== WORK TO BE COMPLETED ==
Write out the entries again exactly as they are given.

□ □ □ □ □ □ □

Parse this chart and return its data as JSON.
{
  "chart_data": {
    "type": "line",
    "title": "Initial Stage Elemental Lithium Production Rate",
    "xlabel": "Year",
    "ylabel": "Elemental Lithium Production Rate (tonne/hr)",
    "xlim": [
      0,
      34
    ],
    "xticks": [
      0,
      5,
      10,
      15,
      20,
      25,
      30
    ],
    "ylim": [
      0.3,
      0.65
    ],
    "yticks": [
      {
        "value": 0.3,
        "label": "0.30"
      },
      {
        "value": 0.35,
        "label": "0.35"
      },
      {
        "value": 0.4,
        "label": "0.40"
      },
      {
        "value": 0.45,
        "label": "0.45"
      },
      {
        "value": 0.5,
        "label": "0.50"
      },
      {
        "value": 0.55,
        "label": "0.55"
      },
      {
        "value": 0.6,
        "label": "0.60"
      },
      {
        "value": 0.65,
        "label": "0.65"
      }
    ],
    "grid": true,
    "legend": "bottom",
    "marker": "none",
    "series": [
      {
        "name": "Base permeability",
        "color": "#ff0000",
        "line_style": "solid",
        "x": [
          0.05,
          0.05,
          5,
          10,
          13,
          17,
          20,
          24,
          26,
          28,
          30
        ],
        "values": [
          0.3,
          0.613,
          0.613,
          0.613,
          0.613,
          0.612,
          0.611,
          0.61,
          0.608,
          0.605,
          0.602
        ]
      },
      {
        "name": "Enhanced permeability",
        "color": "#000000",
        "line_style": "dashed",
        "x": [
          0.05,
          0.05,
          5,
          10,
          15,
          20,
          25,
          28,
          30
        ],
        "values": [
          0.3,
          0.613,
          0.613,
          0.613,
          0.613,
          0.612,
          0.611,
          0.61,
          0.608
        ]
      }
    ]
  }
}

□ □ □ □ □ □ □

== FULL ANSWER ==
Parse this chart and return its data as JSON.
{
  "chart_data": {
    "type": "line",
    "title": "Initial Stage Elemental Lithium Production Rate",
    "xlabel": "Year",
    "ylabel": "Elemental Lithium Production Rate (tonne/hr)",
    "xlim": [
      0,
      34
    ],
    "xticks": [
      0,
      5,
      10,
      15,
      20,
      25,
      30
    ],
    "ylim": [
      0.3,
      0.65
    ],
    "yticks": [
      {
        "value": 0.3,
        "label": "0.30"
      },
      {
        "value": 0.35,
        "label": "0.35"
      },
      {
        "value": 0.4,
        "label": "0.40"
      },
      {
        "value": 0.45,
        "label": "0.45"
      },
      {
        "value": 0.5,
        "label": "0.50"
      },
      {
        "value": 0.55,
        "label": "0.55"
      },
      {
        "value": 0.6,
        "label": "0.60"
      },
      {
        "value": 0.65,
        "label": "0.65"
      }
    ],
    "grid": true,
    "legend": "bottom",
    "marker": "none",
    "series": [
      {
        "name": "Base permeability",
        "color": "#ff0000",
        "line_style": "solid",
        "x": [
          0.05,
          0.05,
          5,
          10,
          13,
          17,
          20,
          24,
          26,
          28,
          30
        ],
        "values": [
          0.3,
          0.613,
          0.613,
          0.613,
          0.613,
          0.612,
          0.611,
          0.61,
          0.608,
          0.605,
          0.602
        ]
      },
      {
        "name": "Enhanced permeability",
        "color": "#000000",
        "line_style": "dashed",
        "x": [
          0.05,
          0.05,
          5,
          10,
          15,
          20,
          25,
          28,
          30
        ],
        "values": [
          0.3,
          0.613,
          0.613,
          0.613,
          0.613,
          0.612,
          0.611,
          0.61,
          0.608
        ]
      }
    ]
  }
}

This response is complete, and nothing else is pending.